REQUIRED WORK: Gather up the lines with the word "perlu" in them.

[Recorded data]
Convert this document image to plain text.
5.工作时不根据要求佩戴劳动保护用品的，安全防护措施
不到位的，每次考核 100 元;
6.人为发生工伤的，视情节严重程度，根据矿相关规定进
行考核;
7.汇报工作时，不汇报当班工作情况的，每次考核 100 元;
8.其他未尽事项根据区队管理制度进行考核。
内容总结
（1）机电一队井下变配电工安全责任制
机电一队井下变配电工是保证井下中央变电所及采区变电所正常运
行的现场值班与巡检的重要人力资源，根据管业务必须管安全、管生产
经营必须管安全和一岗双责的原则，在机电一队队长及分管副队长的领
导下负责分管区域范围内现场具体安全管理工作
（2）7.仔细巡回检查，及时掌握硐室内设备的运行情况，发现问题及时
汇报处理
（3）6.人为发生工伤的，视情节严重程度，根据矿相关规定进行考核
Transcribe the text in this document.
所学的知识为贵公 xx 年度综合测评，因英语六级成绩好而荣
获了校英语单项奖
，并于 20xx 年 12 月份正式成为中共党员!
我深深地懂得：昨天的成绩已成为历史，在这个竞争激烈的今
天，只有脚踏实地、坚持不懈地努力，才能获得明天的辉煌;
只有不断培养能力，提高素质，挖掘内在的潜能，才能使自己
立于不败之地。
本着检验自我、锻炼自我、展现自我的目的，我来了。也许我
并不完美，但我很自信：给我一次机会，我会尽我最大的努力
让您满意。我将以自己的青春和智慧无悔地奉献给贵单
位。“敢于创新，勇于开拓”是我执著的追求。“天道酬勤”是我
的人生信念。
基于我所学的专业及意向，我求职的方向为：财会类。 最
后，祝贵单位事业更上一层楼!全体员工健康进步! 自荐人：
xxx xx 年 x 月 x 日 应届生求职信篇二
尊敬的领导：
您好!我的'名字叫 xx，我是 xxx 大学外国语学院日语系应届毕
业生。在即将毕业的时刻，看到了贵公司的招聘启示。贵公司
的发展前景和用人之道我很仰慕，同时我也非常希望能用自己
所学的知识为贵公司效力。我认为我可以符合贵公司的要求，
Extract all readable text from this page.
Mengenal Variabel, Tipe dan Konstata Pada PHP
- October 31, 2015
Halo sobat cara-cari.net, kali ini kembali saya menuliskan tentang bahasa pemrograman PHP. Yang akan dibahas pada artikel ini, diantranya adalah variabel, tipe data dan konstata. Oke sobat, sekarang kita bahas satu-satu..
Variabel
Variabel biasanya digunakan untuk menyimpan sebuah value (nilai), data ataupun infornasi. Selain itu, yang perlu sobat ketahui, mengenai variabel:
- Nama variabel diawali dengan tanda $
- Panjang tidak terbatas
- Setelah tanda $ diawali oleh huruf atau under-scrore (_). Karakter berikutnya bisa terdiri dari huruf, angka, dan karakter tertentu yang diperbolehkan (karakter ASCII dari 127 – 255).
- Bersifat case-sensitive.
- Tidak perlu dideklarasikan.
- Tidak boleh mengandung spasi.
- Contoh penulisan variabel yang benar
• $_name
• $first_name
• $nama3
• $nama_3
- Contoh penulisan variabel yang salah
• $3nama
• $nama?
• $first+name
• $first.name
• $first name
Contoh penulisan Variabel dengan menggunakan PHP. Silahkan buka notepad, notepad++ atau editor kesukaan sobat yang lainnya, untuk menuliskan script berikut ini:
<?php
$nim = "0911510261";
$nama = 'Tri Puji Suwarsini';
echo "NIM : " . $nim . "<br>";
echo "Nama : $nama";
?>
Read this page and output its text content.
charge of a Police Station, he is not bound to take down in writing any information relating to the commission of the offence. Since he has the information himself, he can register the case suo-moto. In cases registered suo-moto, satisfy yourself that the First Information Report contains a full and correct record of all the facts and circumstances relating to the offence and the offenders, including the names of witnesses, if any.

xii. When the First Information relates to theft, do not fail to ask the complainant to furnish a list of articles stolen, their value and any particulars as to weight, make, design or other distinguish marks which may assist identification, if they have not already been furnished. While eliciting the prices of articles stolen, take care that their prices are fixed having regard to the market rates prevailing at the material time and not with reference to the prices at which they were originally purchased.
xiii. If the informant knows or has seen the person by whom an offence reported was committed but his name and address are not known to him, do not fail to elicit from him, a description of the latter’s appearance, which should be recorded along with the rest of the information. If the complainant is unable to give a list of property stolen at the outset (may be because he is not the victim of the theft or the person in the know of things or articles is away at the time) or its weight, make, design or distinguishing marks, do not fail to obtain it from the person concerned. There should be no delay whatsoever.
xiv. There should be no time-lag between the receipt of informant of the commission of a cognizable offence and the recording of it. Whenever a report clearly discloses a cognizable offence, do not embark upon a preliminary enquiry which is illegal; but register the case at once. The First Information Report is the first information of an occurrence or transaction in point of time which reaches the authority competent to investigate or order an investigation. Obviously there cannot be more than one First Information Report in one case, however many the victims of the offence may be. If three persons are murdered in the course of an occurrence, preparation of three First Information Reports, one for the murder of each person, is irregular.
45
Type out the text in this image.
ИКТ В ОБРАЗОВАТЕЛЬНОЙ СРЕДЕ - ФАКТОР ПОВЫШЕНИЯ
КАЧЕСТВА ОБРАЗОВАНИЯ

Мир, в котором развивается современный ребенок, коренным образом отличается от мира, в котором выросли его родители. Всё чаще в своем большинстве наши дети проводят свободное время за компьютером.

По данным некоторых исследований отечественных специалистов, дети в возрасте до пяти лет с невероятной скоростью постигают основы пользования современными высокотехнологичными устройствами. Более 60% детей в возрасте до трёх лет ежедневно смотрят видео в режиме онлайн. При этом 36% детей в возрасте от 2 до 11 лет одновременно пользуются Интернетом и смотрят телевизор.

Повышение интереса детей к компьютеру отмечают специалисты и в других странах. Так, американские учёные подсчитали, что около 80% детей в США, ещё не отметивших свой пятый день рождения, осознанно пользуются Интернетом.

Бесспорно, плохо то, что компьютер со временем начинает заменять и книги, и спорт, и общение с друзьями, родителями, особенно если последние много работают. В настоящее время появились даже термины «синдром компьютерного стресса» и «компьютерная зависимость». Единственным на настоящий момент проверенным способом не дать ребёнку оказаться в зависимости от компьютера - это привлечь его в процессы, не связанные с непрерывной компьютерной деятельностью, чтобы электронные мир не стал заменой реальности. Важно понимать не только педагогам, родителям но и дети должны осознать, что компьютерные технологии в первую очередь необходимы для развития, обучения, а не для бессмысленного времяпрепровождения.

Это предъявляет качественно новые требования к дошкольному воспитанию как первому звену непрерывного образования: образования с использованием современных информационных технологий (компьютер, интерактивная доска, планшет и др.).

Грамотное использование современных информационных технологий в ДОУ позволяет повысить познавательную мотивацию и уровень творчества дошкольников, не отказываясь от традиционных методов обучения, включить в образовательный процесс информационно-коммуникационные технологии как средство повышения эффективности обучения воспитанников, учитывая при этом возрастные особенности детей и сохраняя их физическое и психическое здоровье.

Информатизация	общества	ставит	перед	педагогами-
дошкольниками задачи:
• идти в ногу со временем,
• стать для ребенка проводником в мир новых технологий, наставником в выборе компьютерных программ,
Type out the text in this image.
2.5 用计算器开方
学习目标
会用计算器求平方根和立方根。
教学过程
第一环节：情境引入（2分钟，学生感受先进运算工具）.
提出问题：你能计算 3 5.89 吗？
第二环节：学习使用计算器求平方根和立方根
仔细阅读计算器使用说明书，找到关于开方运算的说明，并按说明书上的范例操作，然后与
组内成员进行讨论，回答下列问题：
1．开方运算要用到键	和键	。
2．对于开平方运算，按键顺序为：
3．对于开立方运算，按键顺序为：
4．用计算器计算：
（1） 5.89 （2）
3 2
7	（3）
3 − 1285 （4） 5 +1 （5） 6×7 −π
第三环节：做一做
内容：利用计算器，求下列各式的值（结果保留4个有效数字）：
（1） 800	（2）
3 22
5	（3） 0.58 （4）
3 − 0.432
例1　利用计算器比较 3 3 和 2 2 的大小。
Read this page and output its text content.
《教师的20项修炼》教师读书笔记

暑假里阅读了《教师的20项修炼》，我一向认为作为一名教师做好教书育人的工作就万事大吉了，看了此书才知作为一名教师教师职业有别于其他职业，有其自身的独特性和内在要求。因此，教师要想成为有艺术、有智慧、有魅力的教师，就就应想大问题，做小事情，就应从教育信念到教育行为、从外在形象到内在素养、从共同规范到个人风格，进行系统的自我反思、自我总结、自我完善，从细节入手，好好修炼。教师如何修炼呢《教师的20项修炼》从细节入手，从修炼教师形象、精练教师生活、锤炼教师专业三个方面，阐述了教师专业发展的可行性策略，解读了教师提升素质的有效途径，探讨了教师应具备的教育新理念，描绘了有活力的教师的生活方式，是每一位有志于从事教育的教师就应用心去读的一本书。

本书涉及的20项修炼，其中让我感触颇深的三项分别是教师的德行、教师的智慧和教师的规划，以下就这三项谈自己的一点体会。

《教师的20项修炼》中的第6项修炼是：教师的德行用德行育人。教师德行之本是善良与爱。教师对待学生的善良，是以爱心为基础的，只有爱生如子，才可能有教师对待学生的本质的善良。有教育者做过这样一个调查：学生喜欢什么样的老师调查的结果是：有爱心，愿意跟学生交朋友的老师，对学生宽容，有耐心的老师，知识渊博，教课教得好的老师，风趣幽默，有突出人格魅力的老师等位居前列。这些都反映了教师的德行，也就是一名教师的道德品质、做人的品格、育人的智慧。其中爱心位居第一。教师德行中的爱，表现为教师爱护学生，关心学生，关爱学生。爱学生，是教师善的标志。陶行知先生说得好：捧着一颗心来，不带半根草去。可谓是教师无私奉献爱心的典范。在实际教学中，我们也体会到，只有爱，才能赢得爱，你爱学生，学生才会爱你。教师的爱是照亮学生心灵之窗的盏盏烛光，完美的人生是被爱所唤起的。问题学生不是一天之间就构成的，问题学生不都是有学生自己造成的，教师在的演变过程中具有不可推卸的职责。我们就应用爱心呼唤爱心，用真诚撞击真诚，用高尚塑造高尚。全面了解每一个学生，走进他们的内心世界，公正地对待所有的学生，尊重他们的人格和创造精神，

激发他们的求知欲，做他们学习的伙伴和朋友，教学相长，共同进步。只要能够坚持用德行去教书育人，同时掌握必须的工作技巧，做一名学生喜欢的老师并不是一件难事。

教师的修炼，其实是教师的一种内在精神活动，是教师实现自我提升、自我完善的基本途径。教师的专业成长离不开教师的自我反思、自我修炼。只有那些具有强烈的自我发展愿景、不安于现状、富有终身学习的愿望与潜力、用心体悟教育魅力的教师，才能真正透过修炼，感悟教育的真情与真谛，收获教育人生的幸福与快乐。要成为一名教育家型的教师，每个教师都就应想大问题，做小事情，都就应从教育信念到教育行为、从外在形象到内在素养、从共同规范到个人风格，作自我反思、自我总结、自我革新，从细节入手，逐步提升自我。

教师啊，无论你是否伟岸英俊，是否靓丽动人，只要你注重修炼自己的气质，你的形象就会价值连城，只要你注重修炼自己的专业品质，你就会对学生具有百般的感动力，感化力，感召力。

COMPLETE RESPONSE:
Variabel biasanya digunakan untuk menyimpan sebuah value (nilai), data ataupun infornasi. Selain itu, yang perlu sobat ketahui, mengenai variabel:
- Tidak perlu dideklarasikan.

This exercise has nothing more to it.